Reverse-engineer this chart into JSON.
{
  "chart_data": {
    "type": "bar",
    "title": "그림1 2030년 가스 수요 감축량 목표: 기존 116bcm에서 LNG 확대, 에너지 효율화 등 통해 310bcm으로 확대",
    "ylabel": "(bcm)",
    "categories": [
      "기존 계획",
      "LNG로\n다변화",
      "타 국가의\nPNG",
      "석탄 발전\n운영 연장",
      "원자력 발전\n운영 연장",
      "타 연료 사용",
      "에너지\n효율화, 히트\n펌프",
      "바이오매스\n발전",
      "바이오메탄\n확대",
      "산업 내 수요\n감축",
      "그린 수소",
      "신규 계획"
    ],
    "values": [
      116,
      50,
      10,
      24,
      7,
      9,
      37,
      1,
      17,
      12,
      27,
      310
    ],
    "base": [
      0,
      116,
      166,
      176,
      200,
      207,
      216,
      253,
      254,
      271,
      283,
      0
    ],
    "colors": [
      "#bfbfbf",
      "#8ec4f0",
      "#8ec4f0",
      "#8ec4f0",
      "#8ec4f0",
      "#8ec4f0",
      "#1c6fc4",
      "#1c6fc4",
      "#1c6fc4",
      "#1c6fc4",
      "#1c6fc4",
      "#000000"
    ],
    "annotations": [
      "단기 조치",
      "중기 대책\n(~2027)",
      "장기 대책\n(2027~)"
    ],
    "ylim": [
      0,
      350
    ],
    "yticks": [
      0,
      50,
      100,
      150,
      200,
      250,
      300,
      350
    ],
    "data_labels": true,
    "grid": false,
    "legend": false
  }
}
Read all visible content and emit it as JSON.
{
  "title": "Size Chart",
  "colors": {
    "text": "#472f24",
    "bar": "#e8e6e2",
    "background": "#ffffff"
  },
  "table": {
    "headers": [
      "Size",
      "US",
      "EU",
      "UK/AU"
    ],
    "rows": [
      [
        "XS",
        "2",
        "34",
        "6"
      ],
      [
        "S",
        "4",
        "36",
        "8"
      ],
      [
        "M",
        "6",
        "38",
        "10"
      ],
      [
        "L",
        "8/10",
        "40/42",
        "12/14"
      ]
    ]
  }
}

________

§ The problem
Across the records, count the lines holding the string "JSON". Give the number and stop.

§ Complete response
2